— WRITTEN REQUEST —
Reproduce the entries in full, with no changes.
-------------------------
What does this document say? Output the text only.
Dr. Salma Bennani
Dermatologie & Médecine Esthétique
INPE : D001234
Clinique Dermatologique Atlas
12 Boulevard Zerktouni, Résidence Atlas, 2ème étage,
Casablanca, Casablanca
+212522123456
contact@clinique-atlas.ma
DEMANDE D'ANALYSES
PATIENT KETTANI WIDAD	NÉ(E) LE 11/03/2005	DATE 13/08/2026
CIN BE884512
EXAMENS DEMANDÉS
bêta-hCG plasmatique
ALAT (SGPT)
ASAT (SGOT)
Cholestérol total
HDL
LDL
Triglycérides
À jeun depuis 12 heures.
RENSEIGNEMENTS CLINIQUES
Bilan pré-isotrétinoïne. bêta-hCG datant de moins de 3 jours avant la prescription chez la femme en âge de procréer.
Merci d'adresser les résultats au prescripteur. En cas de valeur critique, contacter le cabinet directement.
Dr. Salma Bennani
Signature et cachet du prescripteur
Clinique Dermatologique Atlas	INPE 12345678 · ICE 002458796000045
-------------------------
— EXERCISE SOLUTION —
What does this document say? Output the text only.
Dr. Salma Bennani
Dermatologie & Médecine Esthétique
INPE : D001234
Clinique Dermatologique Atlas
12 Boulevard Zerktouni, Résidence Atlas, 2ème étage,
Casablanca, Casablanca
+212522123456
contact@clinique-atlas.ma
DEMANDE D'ANALYSES
PATIENT KETTANI WIDAD	NÉ(E) LE 11/03/2005	DATE 13/08/2026
CIN BE884512
EXAMENS DEMANDÉS
bêta-hCG plasmatique
ALAT (SGPT)
ASAT (SGOT)
Cholestérol total
HDL
LDL
Triglycérides
À jeun depuis 12 heures.
RENSEIGNEMENTS CLINIQUES
Bilan pré-isotrétinoïne. bêta-hCG datant de moins de 3 jours avant la prescription chez la femme en âge de procréer.
Merci d'adresser les résultats au prescripteur. En cas de valeur critique, contacter le cabinet directement.
Dr. Salma Bennani
Signature et cachet du prescripteur
Clinique Dermatologique Atlas	INPE 12345678 · ICE 002458796000045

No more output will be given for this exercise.